Show each line of the data below that has the string "this" in it.

>> start

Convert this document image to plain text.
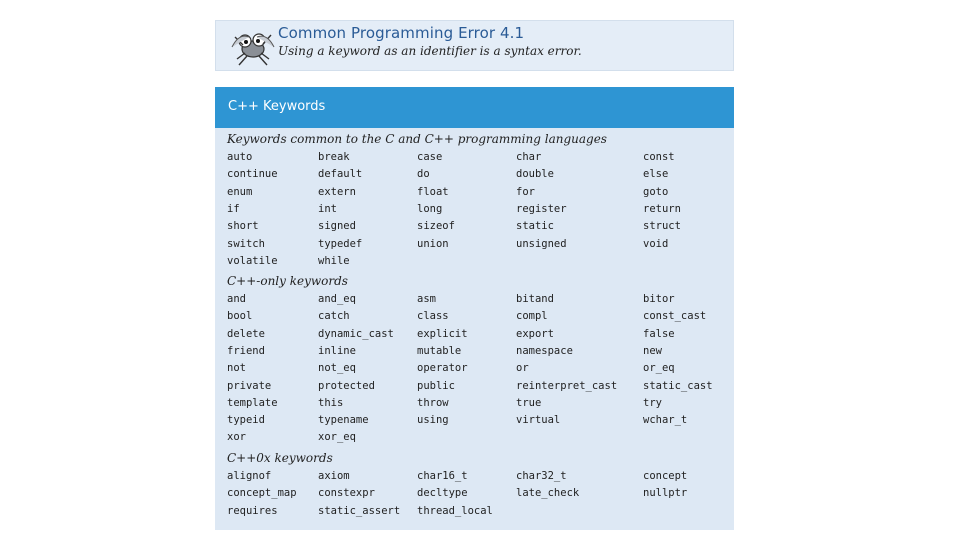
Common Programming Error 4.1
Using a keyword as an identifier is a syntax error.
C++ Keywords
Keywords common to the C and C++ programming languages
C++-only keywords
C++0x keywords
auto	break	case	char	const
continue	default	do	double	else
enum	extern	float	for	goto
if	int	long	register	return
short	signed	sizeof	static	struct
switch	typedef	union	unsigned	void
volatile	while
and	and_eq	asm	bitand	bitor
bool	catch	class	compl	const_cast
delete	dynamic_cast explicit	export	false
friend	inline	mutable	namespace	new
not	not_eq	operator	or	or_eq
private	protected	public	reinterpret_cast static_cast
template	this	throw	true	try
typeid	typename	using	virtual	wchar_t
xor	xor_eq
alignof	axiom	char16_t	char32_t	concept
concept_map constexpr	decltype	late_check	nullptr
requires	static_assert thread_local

>> end

### The solution
Convert this document image to plain text.
template	this	throw	true	try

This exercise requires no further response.